▸ PROBLEM TO WORK ON: Write out the listing beneath this instruction in its entirety, exactly as it reads.

▸ TASK INPUTS:

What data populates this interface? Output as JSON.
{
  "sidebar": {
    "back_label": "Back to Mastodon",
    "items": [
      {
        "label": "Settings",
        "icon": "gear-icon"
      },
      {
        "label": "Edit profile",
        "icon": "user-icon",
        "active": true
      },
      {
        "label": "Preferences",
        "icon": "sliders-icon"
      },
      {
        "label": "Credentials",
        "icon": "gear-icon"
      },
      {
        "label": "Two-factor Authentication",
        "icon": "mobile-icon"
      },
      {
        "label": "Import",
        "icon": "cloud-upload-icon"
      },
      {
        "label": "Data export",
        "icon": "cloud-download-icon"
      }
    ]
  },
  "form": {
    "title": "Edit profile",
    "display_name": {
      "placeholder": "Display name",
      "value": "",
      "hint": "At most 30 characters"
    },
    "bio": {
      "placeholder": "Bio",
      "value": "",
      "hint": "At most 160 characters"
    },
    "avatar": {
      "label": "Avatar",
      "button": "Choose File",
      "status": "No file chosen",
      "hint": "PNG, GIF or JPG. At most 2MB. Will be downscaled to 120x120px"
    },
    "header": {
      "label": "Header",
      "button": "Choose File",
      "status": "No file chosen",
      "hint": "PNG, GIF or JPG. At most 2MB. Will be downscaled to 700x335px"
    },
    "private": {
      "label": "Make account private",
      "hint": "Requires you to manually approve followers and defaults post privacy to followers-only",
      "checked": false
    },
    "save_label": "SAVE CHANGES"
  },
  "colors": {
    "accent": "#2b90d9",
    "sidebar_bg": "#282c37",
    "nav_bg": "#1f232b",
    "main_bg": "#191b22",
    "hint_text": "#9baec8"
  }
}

▸ ANSWER FOR THE TASK:
What data populates this interface? Output as JSON.
{
  "sidebar": {
    "back_label": "Back to Mastodon",
    "items": [
      {
        "label": "Settings",
        "icon": "gear-icon"
      },
      {
        "label": "Edit profile",
        "icon": "user-icon",
        "active": true
      },
      {
        "label": "Preferences",
        "icon": "sliders-icon"
      },
      {
        "label": "Credentials",
        "icon": "gear-icon"
      },
      {
        "label": "Two-factor Authentication",
        "icon": "mobile-icon"
      },
      {
        "label": "Import",
        "icon": "cloud-upload-icon"
      },
      {
        "label": "Data export",
        "icon": "cloud-download-icon"
      }
    ]
  },
  "form": {
    "title": "Edit profile",
    "display_name": {
      "placeholder": "Display name",
      "value": "",
      "hint": "At most 30 characters"
    },
    "bio": {
      "placeholder": "Bio",
      "value": "",
      "hint": "At most 160 characters"
    },
    "avatar": {
      "label": "Avatar",
      "button": "Choose File",
      "status": "No file chosen",
      "hint": "PNG, GIF or JPG. At most 2MB. Will be downscaled to 120x120px"
    },
    "header": {
      "label": "Header",
      "button": "Choose File",
      "status": "No file chosen",
      "hint": "PNG, GIF or JPG. At most 2MB. Will be downscaled to 700x335px"
    },
    "private": {
      "label": "Make account private",
      "hint": "Requires you to manually approve followers and defaults post privacy to followers-only",
      "checked": false
    },
    "save_label": "SAVE CHANGES"
  },
  "colors": {
    "accent": "#2b90d9",
    "sidebar_bg": "#282c37",
    "nav_bg": "#1f232b",
    "main_bg": "#191b22",
    "hint_text": "#9baec8"
  }
}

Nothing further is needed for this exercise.